● EXERCISE
Tell how many lines include the string "User". Answer with a single number.
▼
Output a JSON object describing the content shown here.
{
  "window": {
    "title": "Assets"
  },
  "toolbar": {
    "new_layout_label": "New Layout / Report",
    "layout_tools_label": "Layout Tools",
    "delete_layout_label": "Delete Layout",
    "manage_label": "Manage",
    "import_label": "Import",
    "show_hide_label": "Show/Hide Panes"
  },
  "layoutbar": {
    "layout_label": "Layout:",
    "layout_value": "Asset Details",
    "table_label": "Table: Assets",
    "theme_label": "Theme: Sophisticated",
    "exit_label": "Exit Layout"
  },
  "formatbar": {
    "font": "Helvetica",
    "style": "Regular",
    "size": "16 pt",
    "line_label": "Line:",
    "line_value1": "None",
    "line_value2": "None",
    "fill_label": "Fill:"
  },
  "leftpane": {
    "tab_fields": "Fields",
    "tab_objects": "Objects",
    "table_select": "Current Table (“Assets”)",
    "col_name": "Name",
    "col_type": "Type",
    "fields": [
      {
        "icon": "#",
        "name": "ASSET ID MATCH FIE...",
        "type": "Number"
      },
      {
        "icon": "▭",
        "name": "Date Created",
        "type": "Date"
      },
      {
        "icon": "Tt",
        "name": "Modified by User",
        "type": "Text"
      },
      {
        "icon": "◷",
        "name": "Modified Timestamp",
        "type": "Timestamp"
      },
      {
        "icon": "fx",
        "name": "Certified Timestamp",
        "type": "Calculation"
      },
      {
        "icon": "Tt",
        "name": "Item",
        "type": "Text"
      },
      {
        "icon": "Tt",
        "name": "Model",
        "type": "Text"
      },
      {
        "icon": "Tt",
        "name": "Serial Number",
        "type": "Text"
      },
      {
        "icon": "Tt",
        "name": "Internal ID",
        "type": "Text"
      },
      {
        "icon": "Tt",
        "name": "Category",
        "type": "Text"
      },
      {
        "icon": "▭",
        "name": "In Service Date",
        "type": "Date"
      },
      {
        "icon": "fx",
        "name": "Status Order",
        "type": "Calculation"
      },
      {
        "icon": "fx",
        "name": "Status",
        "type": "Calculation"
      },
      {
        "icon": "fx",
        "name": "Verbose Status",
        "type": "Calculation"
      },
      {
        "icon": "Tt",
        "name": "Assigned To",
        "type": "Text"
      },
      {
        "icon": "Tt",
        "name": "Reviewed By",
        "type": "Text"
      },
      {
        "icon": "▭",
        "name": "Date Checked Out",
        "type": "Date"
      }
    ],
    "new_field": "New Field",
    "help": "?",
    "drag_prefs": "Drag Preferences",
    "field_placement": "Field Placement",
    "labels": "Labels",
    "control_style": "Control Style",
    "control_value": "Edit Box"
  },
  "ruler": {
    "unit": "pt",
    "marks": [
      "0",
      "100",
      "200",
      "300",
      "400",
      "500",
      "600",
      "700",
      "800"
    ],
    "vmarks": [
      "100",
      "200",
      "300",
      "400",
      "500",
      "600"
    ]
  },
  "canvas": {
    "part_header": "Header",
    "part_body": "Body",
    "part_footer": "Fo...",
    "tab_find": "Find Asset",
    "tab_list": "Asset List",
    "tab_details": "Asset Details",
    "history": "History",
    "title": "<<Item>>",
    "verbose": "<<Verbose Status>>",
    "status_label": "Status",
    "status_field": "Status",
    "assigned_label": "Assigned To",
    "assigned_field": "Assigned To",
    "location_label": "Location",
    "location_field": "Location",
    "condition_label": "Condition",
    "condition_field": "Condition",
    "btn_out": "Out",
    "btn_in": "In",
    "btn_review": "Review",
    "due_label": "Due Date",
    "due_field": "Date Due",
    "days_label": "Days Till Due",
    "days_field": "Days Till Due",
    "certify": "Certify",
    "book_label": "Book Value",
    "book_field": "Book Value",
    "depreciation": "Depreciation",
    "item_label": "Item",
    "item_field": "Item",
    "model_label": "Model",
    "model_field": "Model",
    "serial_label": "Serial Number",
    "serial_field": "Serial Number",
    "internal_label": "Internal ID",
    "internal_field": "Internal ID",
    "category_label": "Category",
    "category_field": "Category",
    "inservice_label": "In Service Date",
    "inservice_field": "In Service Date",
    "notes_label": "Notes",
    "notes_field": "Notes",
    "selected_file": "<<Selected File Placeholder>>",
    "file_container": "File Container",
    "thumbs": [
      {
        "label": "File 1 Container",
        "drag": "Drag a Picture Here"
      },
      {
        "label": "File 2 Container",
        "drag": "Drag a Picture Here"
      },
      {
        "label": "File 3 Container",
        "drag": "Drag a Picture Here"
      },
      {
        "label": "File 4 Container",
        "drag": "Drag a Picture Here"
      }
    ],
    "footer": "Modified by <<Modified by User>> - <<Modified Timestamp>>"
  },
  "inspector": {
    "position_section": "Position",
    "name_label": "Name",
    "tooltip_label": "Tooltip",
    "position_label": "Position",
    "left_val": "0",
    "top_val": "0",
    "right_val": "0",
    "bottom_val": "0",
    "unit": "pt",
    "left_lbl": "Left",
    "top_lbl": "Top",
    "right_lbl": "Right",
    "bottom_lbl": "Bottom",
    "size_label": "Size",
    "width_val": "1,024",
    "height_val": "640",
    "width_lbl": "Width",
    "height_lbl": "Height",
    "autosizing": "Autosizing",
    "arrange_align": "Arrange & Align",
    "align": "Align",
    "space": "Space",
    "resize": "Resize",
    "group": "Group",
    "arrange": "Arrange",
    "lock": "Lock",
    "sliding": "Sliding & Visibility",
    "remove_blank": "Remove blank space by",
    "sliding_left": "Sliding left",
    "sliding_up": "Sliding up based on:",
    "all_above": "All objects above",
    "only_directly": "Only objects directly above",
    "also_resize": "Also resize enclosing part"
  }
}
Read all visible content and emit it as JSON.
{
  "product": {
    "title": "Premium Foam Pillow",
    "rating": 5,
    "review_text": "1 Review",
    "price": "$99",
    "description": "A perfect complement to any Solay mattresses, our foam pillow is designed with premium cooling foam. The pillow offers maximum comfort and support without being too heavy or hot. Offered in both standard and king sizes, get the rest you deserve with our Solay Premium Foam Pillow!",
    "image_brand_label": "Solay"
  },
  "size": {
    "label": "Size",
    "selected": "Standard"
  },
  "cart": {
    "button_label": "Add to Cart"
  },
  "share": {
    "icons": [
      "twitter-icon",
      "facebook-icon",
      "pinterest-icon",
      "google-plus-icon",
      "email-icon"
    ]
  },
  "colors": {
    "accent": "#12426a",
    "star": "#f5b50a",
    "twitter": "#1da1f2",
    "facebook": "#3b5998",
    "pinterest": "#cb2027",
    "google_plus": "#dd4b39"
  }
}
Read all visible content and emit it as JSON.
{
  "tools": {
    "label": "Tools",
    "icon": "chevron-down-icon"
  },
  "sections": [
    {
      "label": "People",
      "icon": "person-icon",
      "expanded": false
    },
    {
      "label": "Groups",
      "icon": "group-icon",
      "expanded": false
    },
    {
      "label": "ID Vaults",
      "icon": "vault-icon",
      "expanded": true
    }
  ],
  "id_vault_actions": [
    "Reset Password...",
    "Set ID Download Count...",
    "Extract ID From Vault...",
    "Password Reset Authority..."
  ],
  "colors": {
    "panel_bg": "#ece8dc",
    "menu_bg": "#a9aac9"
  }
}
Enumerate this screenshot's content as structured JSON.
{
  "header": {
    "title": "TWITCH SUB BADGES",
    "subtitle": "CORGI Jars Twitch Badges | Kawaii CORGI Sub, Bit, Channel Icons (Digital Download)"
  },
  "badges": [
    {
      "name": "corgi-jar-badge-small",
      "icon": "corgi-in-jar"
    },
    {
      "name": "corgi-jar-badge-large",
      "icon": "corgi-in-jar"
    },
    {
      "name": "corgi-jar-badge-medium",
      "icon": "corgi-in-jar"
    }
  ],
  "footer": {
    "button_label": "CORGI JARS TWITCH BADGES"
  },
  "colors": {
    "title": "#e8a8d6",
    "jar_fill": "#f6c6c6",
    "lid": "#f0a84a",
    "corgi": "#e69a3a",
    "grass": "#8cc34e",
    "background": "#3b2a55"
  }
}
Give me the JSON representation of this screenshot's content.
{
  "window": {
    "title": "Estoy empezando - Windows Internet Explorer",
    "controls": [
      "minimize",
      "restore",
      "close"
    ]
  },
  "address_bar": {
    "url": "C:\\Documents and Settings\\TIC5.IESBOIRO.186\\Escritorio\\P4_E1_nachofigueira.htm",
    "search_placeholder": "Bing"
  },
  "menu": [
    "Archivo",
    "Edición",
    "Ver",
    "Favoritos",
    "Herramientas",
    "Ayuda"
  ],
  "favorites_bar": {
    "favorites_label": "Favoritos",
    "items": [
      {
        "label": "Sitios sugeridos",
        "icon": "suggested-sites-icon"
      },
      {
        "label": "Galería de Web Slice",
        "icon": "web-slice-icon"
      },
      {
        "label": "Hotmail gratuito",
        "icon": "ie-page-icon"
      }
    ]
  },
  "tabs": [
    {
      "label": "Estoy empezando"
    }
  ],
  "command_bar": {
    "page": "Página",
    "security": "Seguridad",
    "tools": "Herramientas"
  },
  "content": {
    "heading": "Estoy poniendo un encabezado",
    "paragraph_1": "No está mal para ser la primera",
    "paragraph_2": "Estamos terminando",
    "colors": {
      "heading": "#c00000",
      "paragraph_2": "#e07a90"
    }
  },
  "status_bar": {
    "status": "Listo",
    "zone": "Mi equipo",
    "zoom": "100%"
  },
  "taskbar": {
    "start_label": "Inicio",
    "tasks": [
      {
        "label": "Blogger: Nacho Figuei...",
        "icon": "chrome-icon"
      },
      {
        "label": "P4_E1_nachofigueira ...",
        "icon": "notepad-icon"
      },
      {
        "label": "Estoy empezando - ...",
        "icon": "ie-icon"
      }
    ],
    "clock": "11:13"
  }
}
▲
● THE SOLUTION
2